**Data shown:**
+ + + +

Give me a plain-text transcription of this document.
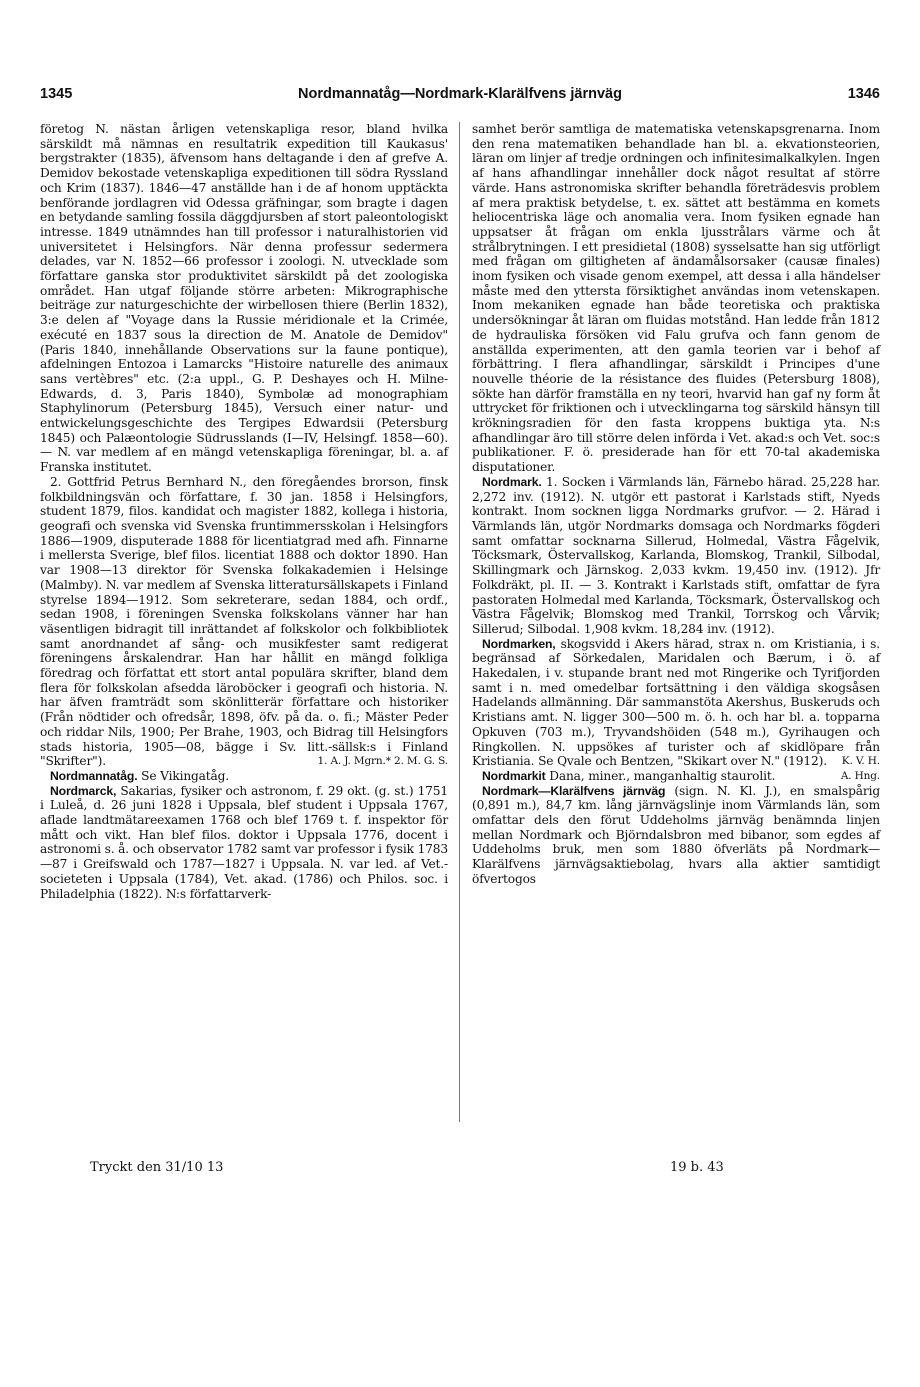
1345	Nordmannatåg—Nordmark-Klarälfvens järnväg	1346

företog N. nästan årligen vetenskapliga resor, bland hvilka särskildt må nämnas en resultatrik expedition till Kaukasus' bergstrakter (1835), äfvensom hans deltagande i den af grefve A. Demidov bekostade vetenskapliga expeditionen till södra Ryssland och Krim (1837). 1846—47 anställde han i de af honom upptäckta benförande jordlagren vid Odessa gräfningar, som bragte i dagen en betydande samling fossila däggdjursben af stort paleontologiskt intresse. 1849 utnämndes han till professor i naturalhistorien vid universitetet i Helsingfors. När denna professur sedermera delades, var N. 1852—66 professor i zoologi. N. utvecklade som författare ganska stor produktivitet särskildt på det zoologiska området. Han utgaf följande större arbeten: Mikrographische beiträge zur naturgeschichte der wirbellosen thiere (Berlin 1832), 3:e delen af "Voyage dans la Russie méridionale et la Crimée, exécuté en 1837 sous la direction de M. Anatole de Demidov" (Paris 1840, innehållande Observations sur la faune pontique), afdelningen Entozoa i Lamarcks "Histoire naturelle des animaux sans vertèbres" etc. (2:a uppl., G. P. Deshayes och H. Milne-Edwards, d. 3, Paris 1840), Symbolæ ad monographiam Staphylinorum (Petersburg 1845), Versuch einer natur- und entwickelungsgeschichte des Tergipes Edwardsii (Petersburg 1845) och Palæontologie Südrusslands (I—IV, Helsingf. 1858—60). — N. var medlem af en mängd vetenskapliga föreningar, bl. a. af Franska institutet.

2. Gottfrid Petrus Bernhard N., den föregåendes brorson, finsk folkbildningsvän och författare, f. 30 jan. 1858 i Helsingfors, student 1879, filos. kandidat och magister 1882, kollega i historia, geografi och svenska vid Svenska fruntimmersskolan i Helsingfors 1886—1909, disputerade 1888 för licentiatgrad med afh. Finnarne i mellersta Sverige, blef filos. licentiat 1888 och doktor 1890. Han var 1908—13 direktor för Svenska folkakademien i Helsinge (Malmby). N. var medlem af Svenska litteratursällskapets i Finland styrelse 1894—1912. Som sekreterare, sedan 1884, och ordf., sedan 1908, i föreningen Svenska folkskolans vänner har han väsentligen bidragit till inrättandet af folkskolor och folkbibliotek samt anordnandet af sång- och musikfester samt redigerat föreningens årskalendrar. Han har hållit en mängd folkliga föredrag och författat ett stort antal populära skrifter, bland dem flera för folkskolan afsedda läroböcker i geografi och historia. N. har äfven framträdt som skönlitterär författare och historiker (Från nödtider och ofredsår, 1898, öfv. på da. o. fi.; Mäster Peder och riddar Nils, 1900; Per Brahe, 1903, och Bidrag till Helsingfors stads historia, 1905—08, bägge i Sv. litt.-sällsk:s i Finland "Skrifter").	1. A. J. Mgrn.* 2. M. G. S.

Nordmannatåg. Se Vikingatåg.

Nordmarck, Sakarias, fysiker och astronom, f. 29 okt. (g. st.) 1751 i Luleå, d. 26 juni 1828 i Uppsala, blef student i Uppsala 1767, aflade landtmätareexamen 1768 och blef 1769 t. f. inspektor för mått och vikt. Han blef filos. doktor i Uppsala 1776, docent i astronomi s. å. och observator 1782 samt var professor i fysik 1783—87 i Greifswald och 1787—1827 i Uppsala. N. var led. af Vet.-societeten i Uppsala (1784), Vet. akad. (1786) och Philos. soc. i Philadelphia (1822). N:s författarverk-

samhet berör samtliga de matematiska vetenskapsgrenarna. Inom den rena matematiken behandlade han bl. a. ekvationsteorien, läran om linjer af tredje ordningen och infinitesimalkalkylen. Ingen af hans afhandlingar innehåller dock något resultat af större värde. Hans astronomiska skrifter behandla företrädesvis problem af mera praktisk betydelse, t. ex. sättet att bestämma en komets heliocentriska läge och anomalia vera. Inom fysiken egnade han uppsatser åt frågan om enkla ljusstrålars värme och åt strålbrytningen. I ett presidietal (1808) sysselsatte han sig utförligt med frågan om giltigheten af ändamålsorsaker (causæ finales) inom fysiken och visade genom exempel, att dessa i alla händelser måste med den yttersta försiktighet användas inom vetenskapen. Inom mekaniken egnade han både teoretiska och praktiska undersökningar åt läran om fluidas motstånd. Han ledde från 1812 de hydrauliska försöken vid Falu grufva och fann genom de anställda experimenten, att den gamla teorien var i behof af förbättring. I flera afhandlingar, särskildt i Principes d'une nouvelle théorie de la résistance des fluides (Petersburg 1808), sökte han därför framställa en ny teori, hvarvid han gaf ny form åt uttrycket för friktionen och i utvecklingarna tog särskild hänsyn till krökningsradien för den fasta kroppens buktiga yta. N:s afhandlingar äro till större delen införda i Vet. akad:s och Vet. soc:s publikationer. F. ö. presiderade han för ett 70-tal akademiska disputationer.

Nordmark. 1. Socken i Värmlands län, Färnebo härad. 25,228 har. 2,272 inv. (1912). N. utgör ett pastorat i Karlstads stift, Nyeds kontrakt. Inom socknen ligga Nordmarks grufvor. — 2. Härad i Värmlands län, utgör Nordmarks domsaga och Nordmarks fögderi samt omfattar socknarna Sillerud, Holmedal, Västra Fågelvik, Töcksmark, Östervallskog, Karlanda, Blomskog, Trankil, Silbodal, Skillingmark och Järnskog. 2,033 kvkm. 19,450 inv. (1912). Jfr Folkdräkt, pl. II. — 3. Kontrakt i Karlstads stift, omfattar de fyra pastoraten Holmedal med Karlanda, Töcksmark, Östervallskog och Västra Fågelvik; Blomskog med Trankil, Torrskog och Vårvik; Sillerud; Silbodal. 1,908 kvkm. 18,284 inv. (1912).

Nordmarken, skogsvidd i Akers härad, strax n. om Kristiania, i s. begränsad af Sörkedalen, Maridalen och Bærum, i ö. af Hakedalen, i v. stupande brant ned mot Ringerike och Tyrifjorden samt i n. med omedelbar fortsättning i den väldiga skogsåsen Hadelands allmänning. Där sammanstöta Akershus, Buskeruds och Kristians amt. N. ligger 300—500 m. ö. h. och har bl. a. topparna Opkuven (703 m.), Tryvandshöiden (548 m.), Gyrihaugen och Ringkollen. N. uppsökes af turister och af skidlöpare från Kristiania. Se Qvale och Bentzen, "Skikart over N." (1912).	K. V. H.

Nordmarkit Dana, miner., manganhaltig staurolit.	A. Hng.

Nordmark—Klarälfvens järnväg (sign. N. Kl. J.), en smalspårig (0,891 m.), 84,7 km. lång järnvägslinje inom Värmlands län, som omfattar dels den förut Uddeholms järnväg benämnda linjen mellan Nordmark och Björndalsbron med bibanor, som egdes af Uddeholms bruk, men som 1880 öfverläts på Nordmark—Klarälfvens järnvägsaktiebolag, hvars alla aktier samtidigt öfvertogos

Tryckt den 31/10 13	19 b. 43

+ + + +

**Work request:** State how many lines of the entries above include the word "student", offering no text other than the number.

**Answer below:** 2